RAW RECORDS:

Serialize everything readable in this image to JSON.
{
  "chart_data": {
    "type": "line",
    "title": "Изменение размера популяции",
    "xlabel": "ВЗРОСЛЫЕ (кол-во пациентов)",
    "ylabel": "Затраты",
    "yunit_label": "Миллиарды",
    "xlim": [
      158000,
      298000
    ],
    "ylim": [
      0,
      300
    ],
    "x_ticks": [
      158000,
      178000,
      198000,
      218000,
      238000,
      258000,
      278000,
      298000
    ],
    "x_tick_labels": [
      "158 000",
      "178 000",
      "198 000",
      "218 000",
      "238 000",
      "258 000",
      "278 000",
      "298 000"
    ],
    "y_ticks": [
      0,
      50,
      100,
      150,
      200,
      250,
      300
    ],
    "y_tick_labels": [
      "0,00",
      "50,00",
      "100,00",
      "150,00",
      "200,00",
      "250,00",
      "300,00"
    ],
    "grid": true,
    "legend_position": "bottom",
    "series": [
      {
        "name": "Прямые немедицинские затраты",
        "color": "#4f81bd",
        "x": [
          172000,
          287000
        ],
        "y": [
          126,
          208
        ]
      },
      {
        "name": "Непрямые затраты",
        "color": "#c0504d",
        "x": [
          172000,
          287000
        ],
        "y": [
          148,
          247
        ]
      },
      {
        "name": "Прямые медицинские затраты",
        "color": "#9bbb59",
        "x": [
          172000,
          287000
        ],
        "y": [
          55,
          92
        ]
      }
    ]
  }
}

DESCRIPTION OF THE TASK: Above are some records. Count the lines among them with the word "name", and answer with the number only.

RESULT OF THE TASK: 3